'''
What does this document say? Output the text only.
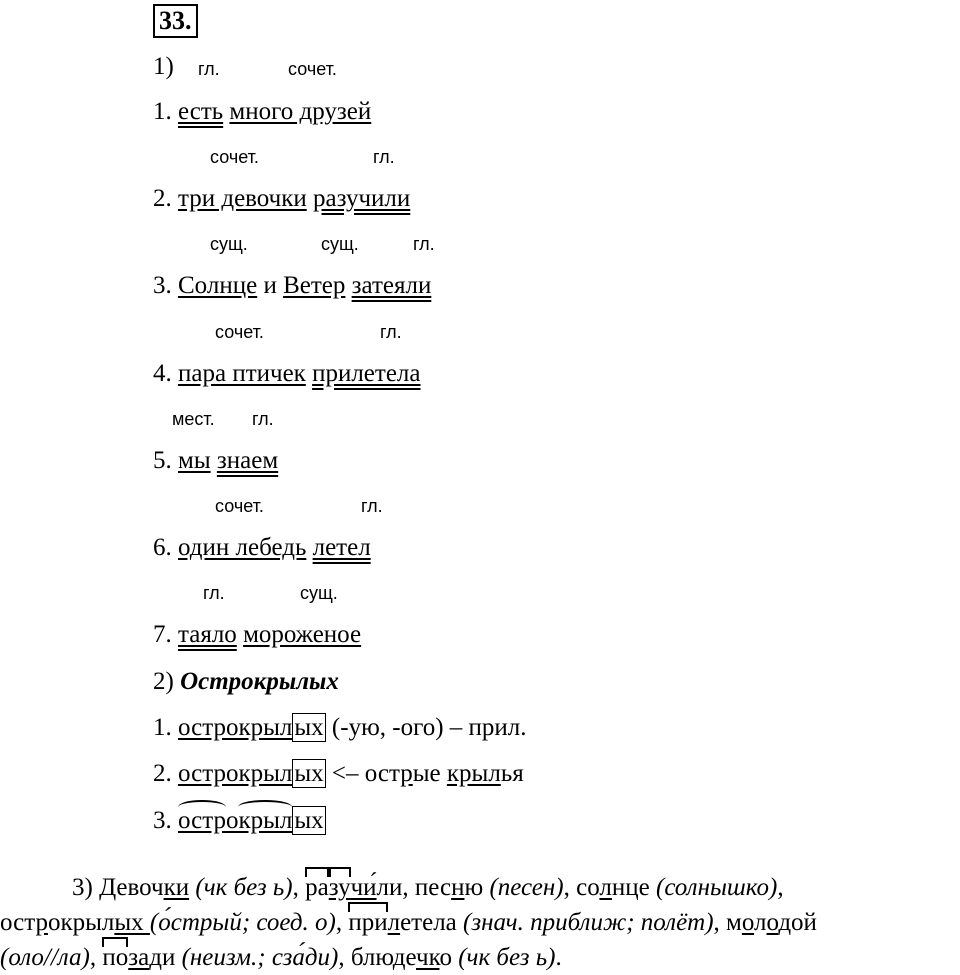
33.
1) гл.	сочет.
1. есть много друзей
сочет.	гл.
2. три девочки разучили
сущ.	сущ.	гл.
3. Солнце и Ветер затеяли
сочет.	гл.
4. пара птичек прилетела
мест. гл.
5. мы знаем
сочет.	гл.
6. один лебедь летел
гл.	сущ.
7. таяло мороженое
2) Острокрылых
1. острокрылых (-ую, -ого) – прил.
2. острокрылых <– острые крылья
3. острокрылых

3) Девочки (чк без ь), разучили, песню (песен), солнце (солнышко),

острокрылых (о́стрый; соед. о), прилетела (знач. приближ; полёт), молодой

(оло//ла), позади (неизм.; сза́ди), блюдечко (чк без ь).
'''
**THE TASK:** Read the lines above. Gather those in which the string "прилетела" is found.

**OUTPUT BELOW:**
4. пара птичек прилетела
острокрылых (о́стрый; соед. о), прилетела (знач. приближ; полёт), молодой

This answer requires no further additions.